- **STATED PROBLEM**
What follows is a listing; restate every line of it word for word.

** START OF RECORDS FOR THIS EXERCISE **

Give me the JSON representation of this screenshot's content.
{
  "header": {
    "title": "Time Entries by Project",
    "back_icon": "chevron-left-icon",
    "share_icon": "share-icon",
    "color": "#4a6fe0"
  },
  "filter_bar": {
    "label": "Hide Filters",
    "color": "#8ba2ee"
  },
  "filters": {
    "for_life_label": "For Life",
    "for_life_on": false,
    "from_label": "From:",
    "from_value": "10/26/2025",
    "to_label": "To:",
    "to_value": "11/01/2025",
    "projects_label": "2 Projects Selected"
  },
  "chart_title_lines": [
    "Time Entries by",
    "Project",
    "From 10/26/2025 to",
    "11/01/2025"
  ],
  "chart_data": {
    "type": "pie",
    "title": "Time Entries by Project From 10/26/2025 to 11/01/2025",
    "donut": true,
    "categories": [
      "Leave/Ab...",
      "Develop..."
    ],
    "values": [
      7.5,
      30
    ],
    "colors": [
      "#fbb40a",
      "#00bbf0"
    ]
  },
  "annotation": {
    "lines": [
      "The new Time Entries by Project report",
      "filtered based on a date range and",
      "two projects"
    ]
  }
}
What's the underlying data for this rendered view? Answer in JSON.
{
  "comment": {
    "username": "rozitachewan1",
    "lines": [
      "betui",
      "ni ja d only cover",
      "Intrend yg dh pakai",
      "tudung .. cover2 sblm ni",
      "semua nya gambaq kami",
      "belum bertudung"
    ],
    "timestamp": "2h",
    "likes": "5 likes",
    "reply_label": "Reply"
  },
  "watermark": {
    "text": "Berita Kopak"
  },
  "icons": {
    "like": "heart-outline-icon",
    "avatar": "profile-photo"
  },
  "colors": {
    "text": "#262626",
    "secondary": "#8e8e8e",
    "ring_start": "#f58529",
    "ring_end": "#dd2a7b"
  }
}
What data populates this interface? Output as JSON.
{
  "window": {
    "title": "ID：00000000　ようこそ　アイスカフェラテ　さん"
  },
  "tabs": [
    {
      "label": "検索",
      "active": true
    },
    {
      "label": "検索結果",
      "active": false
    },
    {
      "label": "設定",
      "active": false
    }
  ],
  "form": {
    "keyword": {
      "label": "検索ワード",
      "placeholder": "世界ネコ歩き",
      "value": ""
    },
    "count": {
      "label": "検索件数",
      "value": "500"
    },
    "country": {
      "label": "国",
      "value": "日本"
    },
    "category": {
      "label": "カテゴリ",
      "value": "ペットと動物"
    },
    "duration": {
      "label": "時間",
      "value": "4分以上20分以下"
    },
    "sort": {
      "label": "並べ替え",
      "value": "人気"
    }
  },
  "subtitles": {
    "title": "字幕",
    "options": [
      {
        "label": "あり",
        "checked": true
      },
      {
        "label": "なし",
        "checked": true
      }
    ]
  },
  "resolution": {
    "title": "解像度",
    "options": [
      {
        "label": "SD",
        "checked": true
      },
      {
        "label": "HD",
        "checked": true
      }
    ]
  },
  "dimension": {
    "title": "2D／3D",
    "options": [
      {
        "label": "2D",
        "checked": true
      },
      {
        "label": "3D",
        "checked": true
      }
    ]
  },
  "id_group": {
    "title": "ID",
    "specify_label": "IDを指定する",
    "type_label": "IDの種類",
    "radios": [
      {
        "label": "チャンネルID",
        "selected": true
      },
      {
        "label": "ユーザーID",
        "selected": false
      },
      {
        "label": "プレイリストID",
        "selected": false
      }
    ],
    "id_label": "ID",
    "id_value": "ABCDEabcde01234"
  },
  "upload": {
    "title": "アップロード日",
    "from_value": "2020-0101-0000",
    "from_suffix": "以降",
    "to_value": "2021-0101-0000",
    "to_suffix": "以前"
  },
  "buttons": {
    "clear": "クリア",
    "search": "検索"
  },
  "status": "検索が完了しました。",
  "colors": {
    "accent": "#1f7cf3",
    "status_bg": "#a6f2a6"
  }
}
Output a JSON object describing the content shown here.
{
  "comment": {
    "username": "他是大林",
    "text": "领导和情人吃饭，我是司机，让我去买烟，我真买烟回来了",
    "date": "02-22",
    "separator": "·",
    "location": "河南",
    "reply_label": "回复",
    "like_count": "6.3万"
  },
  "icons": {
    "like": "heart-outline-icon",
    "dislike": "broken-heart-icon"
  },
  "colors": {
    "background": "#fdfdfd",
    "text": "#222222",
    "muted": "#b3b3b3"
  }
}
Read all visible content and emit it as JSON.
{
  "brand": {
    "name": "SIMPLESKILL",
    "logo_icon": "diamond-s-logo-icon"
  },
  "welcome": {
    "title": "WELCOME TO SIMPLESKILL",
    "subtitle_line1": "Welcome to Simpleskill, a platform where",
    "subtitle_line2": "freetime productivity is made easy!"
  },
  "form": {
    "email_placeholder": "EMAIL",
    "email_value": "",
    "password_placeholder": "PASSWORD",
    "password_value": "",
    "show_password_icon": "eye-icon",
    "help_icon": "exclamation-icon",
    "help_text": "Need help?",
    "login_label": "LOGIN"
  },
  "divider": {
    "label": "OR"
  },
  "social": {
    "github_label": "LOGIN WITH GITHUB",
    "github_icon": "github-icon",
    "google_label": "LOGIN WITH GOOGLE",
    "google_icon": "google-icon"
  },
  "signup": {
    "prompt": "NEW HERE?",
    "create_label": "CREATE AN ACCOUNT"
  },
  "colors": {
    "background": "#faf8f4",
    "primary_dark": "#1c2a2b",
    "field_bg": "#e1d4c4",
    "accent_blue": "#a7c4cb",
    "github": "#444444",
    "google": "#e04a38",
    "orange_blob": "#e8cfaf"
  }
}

** END OF RECORDS FOR THIS EXERCISE **

- **WRITTEN REPLY**
Give me the JSON representation of this screenshot's content.
{
  "header": {
    "title": "Time Entries by Project",
    "back_icon": "chevron-left-icon",
    "share_icon": "share-icon",
    "color": "#4a6fe0"
  },
  "filter_bar": {
    "label": "Hide Filters",
    "color": "#8ba2ee"
  },
  "filters": {
    "for_life_label": "For Life",
    "for_life_on": false,
    "from_label": "From:",
    "from_value": "10/26/2025",
    "to_label": "To:",
    "to_value": "11/01/2025",
    "projects_label": "2 Projects Selected"
  },
  "chart_title_lines": [
    "Time Entries by",
    "Project",
    "From 10/26/2025 to",
    "11/01/2025"
  ],
  "chart_data": {
    "type": "pie",
    "title": "Time Entries by Project From 10/26/2025 to 11/01/2025",
    "donut": true,
    "categories": [
      "Leave/Ab...",
      "Develop..."
    ],
    "values": [
      7.5,
      30
    ],
    "colors": [
      "#fbb40a",
      "#00bbf0"
    ]
  },
  "annotation": {
    "lines": [
      "The new Time Entries by Project report",
      "filtered based on a date range and",
      "two projects"
    ]
  }
}
What's the underlying data for this rendered view? Answer in JSON.
{
  "comment": {
    "username": "rozitachewan1",
    "lines": [
      "betui",
      "ni ja d only cover",
      "Intrend yg dh pakai",
      "tudung .. cover2 sblm ni",
      "semua nya gambaq kami",
      "belum bertudung"
    ],
    "timestamp": "2h",
    "likes": "5 likes",
    "reply_label": "Reply"
  },
  "watermark": {
    "text": "Berita Kopak"
  },
  "icons": {
    "like": "heart-outline-icon",
    "avatar": "profile-photo"
  },
  "colors": {
    "text": "#262626",
    "secondary": "#8e8e8e",
    "ring_start": "#f58529",
    "ring_end": "#dd2a7b"
  }
}
What data populates this interface? Output as JSON.
{
  "window": {
    "title": "ID：00000000　ようこそ　アイスカフェラテ　さん"
  },
  "tabs": [
    {
      "label": "検索",
      "active": true
    },
    {
      "label": "検索結果",
      "active": false
    },
    {
      "label": "設定",
      "active": false
    }
  ],
  "form": {
    "keyword": {
      "label": "検索ワード",
      "placeholder": "世界ネコ歩き",
      "value": ""
    },
    "count": {
      "label": "検索件数",
      "value": "500"
    },
    "country": {
      "label": "国",
      "value": "日本"
    },
    "category": {
      "label": "カテゴリ",
      "value": "ペットと動物"
    },
    "duration": {
      "label": "時間",
      "value": "4分以上20分以下"
    },
    "sort": {
      "label": "並べ替え",
      "value": "人気"
    }
  },
  "subtitles": {
    "title": "字幕",
    "options": [
      {
        "label": "あり",
        "checked": true
      },
      {
        "label": "なし",
        "checked": true
      }
    ]
  },
  "resolution": {
    "title": "解像度",
    "options": [
      {
        "label": "SD",
        "checked": true
      },
      {
        "label": "HD",
        "checked": true
      }
    ]
  },
  "dimension": {
    "title": "2D／3D",
    "options": [
      {
        "label": "2D",
        "checked": true
      },
      {
        "label": "3D",
        "checked": true
      }
    ]
  },
  "id_group": {
    "title": "ID",
    "specify_label": "IDを指定する",
    "type_label": "IDの種類",
    "radios": [
      {
        "label": "チャンネルID",
        "selected": true
      },
      {
        "label": "ユーザーID",
        "selected": false
      },
      {
        "label": "プレイリストID",
        "selected": false
      }
    ],
    "id_label": "ID",
    "id_value": "ABCDEabcde01234"
  },
  "upload": {
    "title": "アップロード日",
    "from_value": "2020-0101-0000",
    "from_suffix": "以降",
    "to_value": "2021-0101-0000",
    "to_suffix": "以前"
  },
  "buttons": {
    "clear": "クリア",
    "search": "検索"
  },
  "status": "検索が完了しました。",
  "colors": {
    "accent": "#1f7cf3",
    "status_bg": "#a6f2a6"
  }
}
Output a JSON object describing the content shown here.
{
  "comment": {
    "username": "他是大林",
    "text": "领导和情人吃饭，我是司机，让我去买烟，我真买烟回来了",
    "date": "02-22",
    "separator": "·",
    "location": "河南",
    "reply_label": "回复",
    "like_count": "6.3万"
  },
  "icons": {
    "like": "heart-outline-icon",
    "dislike": "broken-heart-icon"
  },
  "colors": {
    "background": "#fdfdfd",
    "text": "#222222",
    "muted": "#b3b3b3"
  }
}
Read all visible content and emit it as JSON.
{
  "brand": {
    "name": "SIMPLESKILL",
    "logo_icon": "diamond-s-logo-icon"
  },
  "welcome": {
    "title": "WELCOME TO SIMPLESKILL",
    "subtitle_line1": "Welcome to Simpleskill, a platform where",
    "subtitle_line2": "freetime productivity is made easy!"
  },
  "form": {
    "email_placeholder": "EMAIL",
    "email_value": "",
    "password_placeholder": "PASSWORD",
    "password_value": "",
    "show_password_icon": "eye-icon",
    "help_icon": "exclamation-icon",
    "help_text": "Need help?",
    "login_label": "LOGIN"
  },
  "divider": {
    "label": "OR"
  },
  "social": {
    "github_label": "LOGIN WITH GITHUB",
    "github_icon": "github-icon",
    "google_label": "LOGIN WITH GOOGLE",
    "google_icon": "google-icon"
  },
  "signup": {
    "prompt": "NEW HERE?",
    "create_label": "CREATE AN ACCOUNT"
  },
  "colors": {
    "background": "#faf8f4",
    "primary_dark": "#1c2a2b",
    "field_bg": "#e1d4c4",
    "accent_blue": "#a7c4cb",
    "github": "#444444",
    "google": "#e04a38",
    "orange_blob": "#e8cfaf"
  }
}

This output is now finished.